GIVEN PROBLEM: Read the entries below and pull out each line with the string "mean".

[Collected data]
((

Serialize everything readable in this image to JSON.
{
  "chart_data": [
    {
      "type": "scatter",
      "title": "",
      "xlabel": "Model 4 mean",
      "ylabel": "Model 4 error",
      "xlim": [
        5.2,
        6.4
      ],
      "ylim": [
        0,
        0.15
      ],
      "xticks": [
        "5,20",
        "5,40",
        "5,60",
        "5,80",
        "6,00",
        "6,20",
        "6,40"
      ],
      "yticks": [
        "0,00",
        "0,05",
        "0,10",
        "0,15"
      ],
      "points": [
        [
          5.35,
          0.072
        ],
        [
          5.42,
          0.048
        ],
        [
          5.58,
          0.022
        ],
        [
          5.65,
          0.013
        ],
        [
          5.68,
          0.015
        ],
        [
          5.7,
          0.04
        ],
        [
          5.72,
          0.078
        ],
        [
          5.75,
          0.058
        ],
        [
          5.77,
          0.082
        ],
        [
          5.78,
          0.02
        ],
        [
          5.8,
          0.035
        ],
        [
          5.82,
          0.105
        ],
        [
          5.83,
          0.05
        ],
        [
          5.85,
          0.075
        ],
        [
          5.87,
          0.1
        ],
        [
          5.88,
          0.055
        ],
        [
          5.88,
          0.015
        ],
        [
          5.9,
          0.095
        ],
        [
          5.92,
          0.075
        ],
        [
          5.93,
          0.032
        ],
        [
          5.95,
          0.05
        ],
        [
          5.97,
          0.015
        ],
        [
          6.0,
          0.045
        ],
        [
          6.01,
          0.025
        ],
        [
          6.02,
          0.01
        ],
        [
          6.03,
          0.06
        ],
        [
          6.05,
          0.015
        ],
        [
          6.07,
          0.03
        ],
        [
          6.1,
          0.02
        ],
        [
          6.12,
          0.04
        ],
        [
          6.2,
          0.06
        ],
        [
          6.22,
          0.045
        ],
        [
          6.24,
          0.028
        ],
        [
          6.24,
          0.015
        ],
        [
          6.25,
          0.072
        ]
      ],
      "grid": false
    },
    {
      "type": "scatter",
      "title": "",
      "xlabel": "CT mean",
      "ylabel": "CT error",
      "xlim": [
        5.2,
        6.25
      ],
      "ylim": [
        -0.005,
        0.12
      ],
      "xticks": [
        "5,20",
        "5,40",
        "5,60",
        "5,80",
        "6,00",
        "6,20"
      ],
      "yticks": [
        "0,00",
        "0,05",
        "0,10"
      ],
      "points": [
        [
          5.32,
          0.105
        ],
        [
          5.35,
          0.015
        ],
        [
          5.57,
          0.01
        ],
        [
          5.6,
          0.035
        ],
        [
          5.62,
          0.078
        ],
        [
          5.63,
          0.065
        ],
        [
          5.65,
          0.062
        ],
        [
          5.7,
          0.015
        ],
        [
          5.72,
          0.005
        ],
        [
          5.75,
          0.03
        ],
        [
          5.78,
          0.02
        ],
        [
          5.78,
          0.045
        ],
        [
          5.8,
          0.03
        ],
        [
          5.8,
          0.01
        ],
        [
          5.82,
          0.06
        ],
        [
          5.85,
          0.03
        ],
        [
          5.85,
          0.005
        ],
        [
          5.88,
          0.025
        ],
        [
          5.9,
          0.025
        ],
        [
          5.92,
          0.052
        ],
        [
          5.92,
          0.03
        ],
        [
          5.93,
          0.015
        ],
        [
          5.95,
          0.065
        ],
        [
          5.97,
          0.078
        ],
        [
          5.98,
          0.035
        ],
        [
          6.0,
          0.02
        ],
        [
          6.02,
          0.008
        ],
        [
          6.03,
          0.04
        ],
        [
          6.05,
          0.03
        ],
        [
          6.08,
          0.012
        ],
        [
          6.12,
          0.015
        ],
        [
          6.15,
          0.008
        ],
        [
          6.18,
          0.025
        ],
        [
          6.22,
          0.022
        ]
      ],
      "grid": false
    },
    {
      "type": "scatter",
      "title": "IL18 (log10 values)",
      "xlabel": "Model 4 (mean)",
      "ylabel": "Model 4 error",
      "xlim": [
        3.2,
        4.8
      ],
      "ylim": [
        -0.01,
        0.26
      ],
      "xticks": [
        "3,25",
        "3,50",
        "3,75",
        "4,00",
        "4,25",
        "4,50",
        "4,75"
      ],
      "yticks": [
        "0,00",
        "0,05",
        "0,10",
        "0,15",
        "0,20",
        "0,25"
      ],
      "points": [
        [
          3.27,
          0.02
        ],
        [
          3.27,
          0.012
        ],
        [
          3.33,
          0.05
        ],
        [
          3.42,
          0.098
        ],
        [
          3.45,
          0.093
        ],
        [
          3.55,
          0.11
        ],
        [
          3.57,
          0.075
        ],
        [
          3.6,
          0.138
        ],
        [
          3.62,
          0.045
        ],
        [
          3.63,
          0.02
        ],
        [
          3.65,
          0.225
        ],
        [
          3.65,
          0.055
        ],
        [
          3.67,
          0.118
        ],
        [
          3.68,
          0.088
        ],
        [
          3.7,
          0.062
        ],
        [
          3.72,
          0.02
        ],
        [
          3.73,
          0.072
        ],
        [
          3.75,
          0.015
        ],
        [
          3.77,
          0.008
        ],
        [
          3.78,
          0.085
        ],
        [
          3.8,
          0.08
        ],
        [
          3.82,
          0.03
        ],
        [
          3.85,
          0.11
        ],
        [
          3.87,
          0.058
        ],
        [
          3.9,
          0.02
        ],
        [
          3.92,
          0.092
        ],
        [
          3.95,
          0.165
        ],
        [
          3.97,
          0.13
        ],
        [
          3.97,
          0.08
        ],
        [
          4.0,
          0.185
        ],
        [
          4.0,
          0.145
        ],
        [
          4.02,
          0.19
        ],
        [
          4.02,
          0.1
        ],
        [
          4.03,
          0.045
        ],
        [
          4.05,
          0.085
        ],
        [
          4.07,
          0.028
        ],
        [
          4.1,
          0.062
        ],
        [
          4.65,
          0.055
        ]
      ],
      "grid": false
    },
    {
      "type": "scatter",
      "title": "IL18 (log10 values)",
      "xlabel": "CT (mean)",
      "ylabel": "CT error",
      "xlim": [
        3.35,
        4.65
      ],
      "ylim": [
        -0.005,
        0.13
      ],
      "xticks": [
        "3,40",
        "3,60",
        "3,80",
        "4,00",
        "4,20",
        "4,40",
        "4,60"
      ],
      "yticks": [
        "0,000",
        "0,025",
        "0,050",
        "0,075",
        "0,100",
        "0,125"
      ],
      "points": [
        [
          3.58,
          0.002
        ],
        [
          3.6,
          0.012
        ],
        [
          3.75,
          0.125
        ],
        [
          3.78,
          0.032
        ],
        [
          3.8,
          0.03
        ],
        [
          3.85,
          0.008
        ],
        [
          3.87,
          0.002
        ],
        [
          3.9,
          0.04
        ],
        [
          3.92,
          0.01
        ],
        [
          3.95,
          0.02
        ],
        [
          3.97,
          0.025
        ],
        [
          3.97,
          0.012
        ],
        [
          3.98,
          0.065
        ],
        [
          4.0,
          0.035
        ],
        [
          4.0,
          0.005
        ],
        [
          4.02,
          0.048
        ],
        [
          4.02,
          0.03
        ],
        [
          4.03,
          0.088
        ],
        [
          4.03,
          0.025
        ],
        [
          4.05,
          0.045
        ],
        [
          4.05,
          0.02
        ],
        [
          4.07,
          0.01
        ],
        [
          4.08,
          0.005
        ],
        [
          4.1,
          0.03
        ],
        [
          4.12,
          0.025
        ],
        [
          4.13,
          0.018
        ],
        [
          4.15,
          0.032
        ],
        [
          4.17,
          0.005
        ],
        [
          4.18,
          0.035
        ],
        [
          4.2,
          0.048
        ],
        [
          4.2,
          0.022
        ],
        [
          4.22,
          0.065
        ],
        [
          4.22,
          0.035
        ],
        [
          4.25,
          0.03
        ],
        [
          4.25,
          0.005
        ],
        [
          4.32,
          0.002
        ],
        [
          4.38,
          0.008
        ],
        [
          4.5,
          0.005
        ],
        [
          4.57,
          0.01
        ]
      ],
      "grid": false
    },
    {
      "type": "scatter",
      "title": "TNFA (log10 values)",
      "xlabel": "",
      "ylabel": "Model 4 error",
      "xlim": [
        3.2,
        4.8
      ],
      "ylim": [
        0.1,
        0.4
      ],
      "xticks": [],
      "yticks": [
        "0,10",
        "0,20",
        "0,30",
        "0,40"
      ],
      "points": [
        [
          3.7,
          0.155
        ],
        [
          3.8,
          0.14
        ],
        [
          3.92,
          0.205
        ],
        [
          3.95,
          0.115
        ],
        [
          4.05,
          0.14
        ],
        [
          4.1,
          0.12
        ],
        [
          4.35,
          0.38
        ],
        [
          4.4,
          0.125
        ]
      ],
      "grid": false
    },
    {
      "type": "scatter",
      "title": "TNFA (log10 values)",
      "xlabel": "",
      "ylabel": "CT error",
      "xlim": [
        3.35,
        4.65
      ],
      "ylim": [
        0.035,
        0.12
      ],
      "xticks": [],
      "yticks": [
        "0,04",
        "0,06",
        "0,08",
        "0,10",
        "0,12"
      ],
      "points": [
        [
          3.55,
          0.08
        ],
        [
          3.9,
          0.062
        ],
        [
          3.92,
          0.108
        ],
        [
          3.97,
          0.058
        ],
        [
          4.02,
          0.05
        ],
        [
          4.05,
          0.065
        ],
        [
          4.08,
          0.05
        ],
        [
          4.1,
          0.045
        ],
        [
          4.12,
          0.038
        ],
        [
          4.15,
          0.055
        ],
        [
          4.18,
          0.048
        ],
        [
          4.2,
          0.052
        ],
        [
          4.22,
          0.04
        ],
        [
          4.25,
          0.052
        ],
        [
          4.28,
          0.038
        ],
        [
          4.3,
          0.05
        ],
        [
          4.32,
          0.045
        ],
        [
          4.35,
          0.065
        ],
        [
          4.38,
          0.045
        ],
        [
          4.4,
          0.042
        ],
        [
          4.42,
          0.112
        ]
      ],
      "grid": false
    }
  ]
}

))

SOLUTION FOR THIS EXERCISE:
      "xlabel": "Model 4 mean",
      "xlabel": "CT mean",
      "xlabel": "Model 4 (mean)",
      "xlabel": "CT (mean)",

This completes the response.